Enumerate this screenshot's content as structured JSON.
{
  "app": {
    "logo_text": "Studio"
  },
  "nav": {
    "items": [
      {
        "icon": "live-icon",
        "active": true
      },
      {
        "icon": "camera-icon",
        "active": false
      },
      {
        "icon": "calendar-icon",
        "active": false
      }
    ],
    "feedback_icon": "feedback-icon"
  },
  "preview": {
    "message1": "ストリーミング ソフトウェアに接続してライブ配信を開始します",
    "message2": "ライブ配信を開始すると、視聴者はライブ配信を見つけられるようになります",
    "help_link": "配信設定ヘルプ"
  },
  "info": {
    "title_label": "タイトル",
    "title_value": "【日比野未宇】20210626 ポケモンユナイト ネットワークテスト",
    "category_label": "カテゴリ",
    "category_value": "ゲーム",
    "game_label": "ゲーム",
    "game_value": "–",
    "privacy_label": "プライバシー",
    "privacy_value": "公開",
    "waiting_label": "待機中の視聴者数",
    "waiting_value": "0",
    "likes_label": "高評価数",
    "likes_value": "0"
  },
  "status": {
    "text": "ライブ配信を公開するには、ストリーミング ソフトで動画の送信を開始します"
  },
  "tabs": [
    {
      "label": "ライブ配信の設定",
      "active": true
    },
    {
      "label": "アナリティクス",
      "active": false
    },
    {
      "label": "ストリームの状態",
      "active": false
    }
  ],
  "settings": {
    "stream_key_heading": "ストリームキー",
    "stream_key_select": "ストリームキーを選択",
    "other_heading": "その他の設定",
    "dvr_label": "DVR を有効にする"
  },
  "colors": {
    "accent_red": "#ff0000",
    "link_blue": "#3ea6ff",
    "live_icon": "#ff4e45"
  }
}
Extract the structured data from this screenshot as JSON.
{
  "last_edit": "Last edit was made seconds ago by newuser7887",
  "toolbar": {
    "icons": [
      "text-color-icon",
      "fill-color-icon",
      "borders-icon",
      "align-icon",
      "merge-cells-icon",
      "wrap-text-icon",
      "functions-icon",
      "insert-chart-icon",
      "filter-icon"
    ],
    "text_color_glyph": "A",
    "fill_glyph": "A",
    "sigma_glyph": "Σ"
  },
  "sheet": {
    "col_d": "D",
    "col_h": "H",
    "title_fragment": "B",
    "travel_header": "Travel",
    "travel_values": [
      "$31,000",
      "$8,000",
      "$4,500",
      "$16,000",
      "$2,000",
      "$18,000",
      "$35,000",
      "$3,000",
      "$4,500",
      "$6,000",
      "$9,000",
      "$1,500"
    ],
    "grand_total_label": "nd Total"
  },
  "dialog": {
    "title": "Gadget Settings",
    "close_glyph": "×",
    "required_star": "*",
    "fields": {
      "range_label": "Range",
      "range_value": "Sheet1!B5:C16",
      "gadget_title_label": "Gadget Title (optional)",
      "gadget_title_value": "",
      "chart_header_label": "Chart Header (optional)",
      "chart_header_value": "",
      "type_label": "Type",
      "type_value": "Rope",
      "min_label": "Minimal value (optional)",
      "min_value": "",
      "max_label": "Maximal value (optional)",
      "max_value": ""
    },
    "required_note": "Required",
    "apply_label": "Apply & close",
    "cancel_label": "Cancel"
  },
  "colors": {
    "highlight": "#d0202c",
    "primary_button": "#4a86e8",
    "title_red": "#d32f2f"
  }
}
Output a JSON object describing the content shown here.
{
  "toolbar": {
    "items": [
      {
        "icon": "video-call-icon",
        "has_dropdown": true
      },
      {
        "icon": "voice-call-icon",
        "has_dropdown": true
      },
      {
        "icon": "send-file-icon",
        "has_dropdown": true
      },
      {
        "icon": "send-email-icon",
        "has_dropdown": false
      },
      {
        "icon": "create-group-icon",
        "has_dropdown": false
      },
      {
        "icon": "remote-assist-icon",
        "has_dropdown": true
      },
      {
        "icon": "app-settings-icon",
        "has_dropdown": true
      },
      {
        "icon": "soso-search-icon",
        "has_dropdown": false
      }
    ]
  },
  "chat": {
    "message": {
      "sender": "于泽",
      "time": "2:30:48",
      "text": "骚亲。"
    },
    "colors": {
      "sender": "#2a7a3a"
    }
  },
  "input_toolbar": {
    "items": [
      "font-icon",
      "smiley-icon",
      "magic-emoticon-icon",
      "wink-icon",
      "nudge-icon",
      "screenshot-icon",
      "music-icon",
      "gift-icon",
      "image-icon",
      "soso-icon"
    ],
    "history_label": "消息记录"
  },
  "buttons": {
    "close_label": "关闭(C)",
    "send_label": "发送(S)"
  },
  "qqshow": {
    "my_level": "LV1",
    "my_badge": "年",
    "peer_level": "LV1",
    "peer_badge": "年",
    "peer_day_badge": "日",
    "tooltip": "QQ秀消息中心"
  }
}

*Stated task*.
Copy each line of the entries that includes the word "call".

*Task solution*.
        "icon": "video-call-icon",
        "icon": "voice-call-icon",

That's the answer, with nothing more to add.